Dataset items
* start *
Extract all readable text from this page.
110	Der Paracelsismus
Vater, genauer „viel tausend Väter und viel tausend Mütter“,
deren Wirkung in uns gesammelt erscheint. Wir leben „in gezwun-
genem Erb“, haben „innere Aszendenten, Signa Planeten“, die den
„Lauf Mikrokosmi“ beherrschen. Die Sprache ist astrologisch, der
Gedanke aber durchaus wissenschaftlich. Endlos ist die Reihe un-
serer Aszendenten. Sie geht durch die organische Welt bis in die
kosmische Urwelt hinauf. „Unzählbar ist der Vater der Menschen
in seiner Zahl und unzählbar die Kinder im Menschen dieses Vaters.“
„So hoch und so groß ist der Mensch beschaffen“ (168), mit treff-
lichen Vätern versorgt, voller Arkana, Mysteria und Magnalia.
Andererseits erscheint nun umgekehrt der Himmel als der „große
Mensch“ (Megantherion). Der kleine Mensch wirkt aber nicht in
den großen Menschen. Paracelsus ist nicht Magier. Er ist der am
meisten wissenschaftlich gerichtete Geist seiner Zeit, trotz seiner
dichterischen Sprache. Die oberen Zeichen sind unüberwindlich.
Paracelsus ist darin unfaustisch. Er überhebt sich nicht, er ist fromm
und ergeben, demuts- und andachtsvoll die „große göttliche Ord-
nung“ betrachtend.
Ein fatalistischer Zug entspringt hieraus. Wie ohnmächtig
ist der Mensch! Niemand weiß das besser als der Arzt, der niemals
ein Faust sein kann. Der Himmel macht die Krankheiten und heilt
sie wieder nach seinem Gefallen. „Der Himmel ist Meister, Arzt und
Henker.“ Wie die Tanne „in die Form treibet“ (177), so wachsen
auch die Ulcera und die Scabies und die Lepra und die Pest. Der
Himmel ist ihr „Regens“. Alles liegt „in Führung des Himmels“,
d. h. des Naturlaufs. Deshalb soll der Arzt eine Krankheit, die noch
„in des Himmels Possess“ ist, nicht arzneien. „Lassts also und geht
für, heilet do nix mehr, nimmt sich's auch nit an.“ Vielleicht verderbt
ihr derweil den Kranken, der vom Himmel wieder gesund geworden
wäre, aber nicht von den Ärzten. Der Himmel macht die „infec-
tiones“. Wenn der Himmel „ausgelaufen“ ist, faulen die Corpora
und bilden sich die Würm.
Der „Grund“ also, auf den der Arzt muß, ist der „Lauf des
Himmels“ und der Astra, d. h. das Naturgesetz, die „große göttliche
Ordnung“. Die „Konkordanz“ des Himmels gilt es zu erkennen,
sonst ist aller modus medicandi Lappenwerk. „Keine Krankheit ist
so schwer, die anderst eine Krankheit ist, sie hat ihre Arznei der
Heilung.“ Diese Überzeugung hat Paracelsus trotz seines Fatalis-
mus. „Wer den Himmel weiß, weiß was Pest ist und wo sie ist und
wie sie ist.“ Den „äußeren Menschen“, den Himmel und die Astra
* end *
» **GIVEN TASK**
Pull every line containing the word "Arzt" out of the material.

» **OUTPUT OF THE EXERCISE**
ist der Mensch! Niemand weiß das besser als der Arzt, der niemals
sie wieder nach seinem Gefallen. „Der Himmel ist Meister, Arzt und
d. h. des Naturlaufs. Deshalb soll der Arzt eine Krankheit, die noch
Der „Grund“ also, auf den der Arzt muß, ist der „Lauf des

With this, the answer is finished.